Quote every line as written. Omit pictures.

Extracted data entries:
══════

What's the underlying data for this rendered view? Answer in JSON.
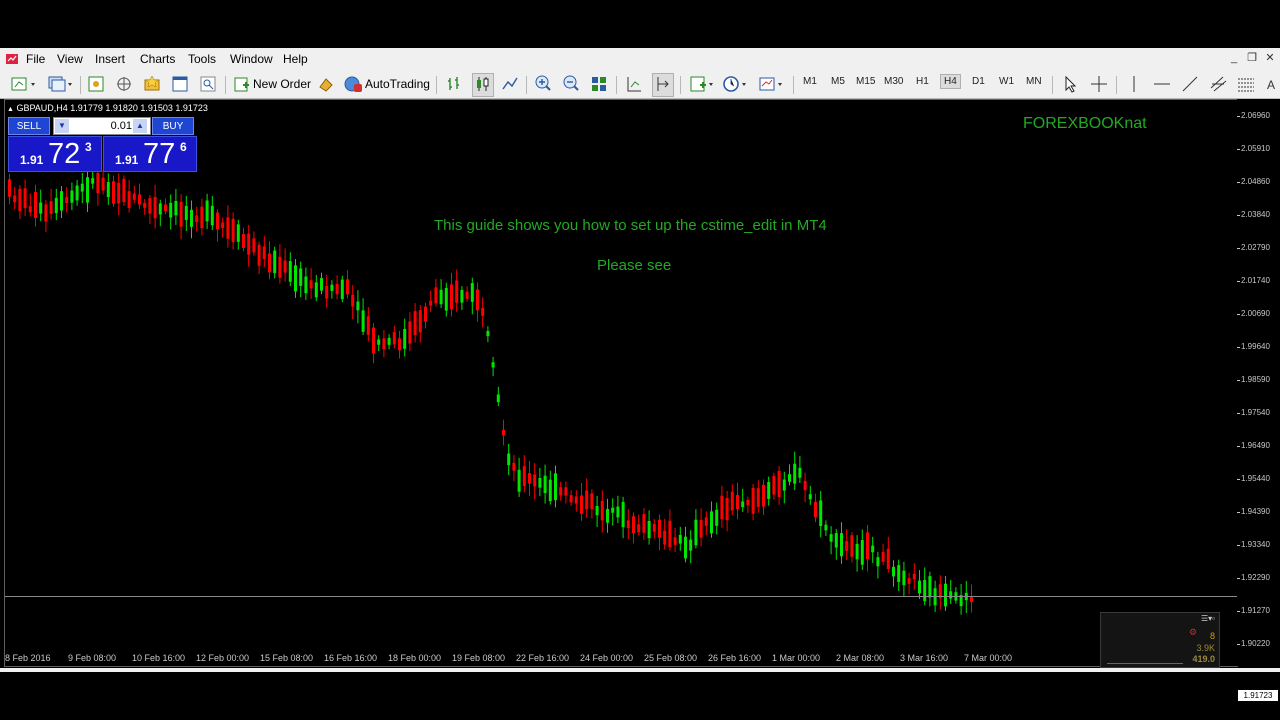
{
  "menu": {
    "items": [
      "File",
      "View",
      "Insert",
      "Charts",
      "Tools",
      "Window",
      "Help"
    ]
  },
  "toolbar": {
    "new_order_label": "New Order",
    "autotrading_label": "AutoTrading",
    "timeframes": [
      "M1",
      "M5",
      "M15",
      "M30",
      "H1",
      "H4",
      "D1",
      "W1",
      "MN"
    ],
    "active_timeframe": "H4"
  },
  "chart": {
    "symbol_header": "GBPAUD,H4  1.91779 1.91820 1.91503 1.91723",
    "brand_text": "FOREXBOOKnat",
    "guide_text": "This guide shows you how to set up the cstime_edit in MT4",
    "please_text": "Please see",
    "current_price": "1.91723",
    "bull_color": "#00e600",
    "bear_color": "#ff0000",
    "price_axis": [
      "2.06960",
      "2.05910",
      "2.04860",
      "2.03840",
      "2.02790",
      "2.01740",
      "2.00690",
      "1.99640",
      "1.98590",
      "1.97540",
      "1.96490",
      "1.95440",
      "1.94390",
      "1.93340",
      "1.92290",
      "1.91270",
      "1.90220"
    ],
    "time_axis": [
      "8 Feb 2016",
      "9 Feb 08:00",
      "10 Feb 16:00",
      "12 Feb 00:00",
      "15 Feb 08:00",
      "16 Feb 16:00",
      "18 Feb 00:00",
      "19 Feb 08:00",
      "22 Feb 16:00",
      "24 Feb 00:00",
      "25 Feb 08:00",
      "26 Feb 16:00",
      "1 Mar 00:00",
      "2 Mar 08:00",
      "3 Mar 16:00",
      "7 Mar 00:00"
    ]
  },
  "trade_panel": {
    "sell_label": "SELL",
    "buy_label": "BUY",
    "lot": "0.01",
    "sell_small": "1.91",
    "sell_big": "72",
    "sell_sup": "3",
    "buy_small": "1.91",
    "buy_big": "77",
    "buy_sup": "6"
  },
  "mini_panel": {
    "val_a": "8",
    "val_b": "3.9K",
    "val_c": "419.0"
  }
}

══════

Completed exercise:
What's the underlying data for this rendered view? Answer in JSON.
{
  "menu": {
    "items": [
      "File",
      "View",
      "Insert",
      "Charts",
      "Tools",
      "Window",
      "Help"
    ]
  },
  "toolbar": {
    "new_order_label": "New Order",
    "autotrading_label": "AutoTrading",
    "timeframes": [
      "M1",
      "M5",
      "M15",
      "M30",
      "H1",
      "H4",
      "D1",
      "W1",
      "MN"
    ],
    "active_timeframe": "H4"
  },
  "chart": {
    "symbol_header": "GBPAUD,H4  1.91779 1.91820 1.91503 1.91723",
    "brand_text": "FOREXBOOKnat",
    "guide_text": "This guide shows you how to set up the cstime_edit in MT4",
    "please_text": "Please see",
    "current_price": "1.91723",
    "bull_color": "#00e600",
    "bear_color": "#ff0000",
    "price_axis": [
      "2.06960",
      "2.05910",
      "2.04860",
      "2.03840",
      "2.02790",
      "2.01740",
      "2.00690",
      "1.99640",
      "1.98590",
      "1.97540",
      "1.96490",
      "1.95440",
      "1.94390",
      "1.93340",
      "1.92290",
      "1.91270",
      "1.90220"
    ],
    "time_axis": [
      "8 Feb 2016",
      "9 Feb 08:00",
      "10 Feb 16:00",
      "12 Feb 00:00",
      "15 Feb 08:00",
      "16 Feb 16:00",
      "18 Feb 00:00",
      "19 Feb 08:00",
      "22 Feb 16:00",
      "24 Feb 00:00",
      "25 Feb 08:00",
      "26 Feb 16:00",
      "1 Mar 00:00",
      "2 Mar 08:00",
      "3 Mar 16:00",
      "7 Mar 00:00"
    ]
  },
  "trade_panel": {
    "sell_label": "SELL",
    "buy_label": "BUY",
    "lot": "0.01",
    "sell_small": "1.91",
    "sell_big": "72",
    "sell_sup": "3",
    "buy_small": "1.91",
    "buy_big": "77",
    "buy_sup": "6"
  },
  "mini_panel": {
    "val_a": "8",
    "val_b": "3.9K",
    "val_c": "419.0"
  }
}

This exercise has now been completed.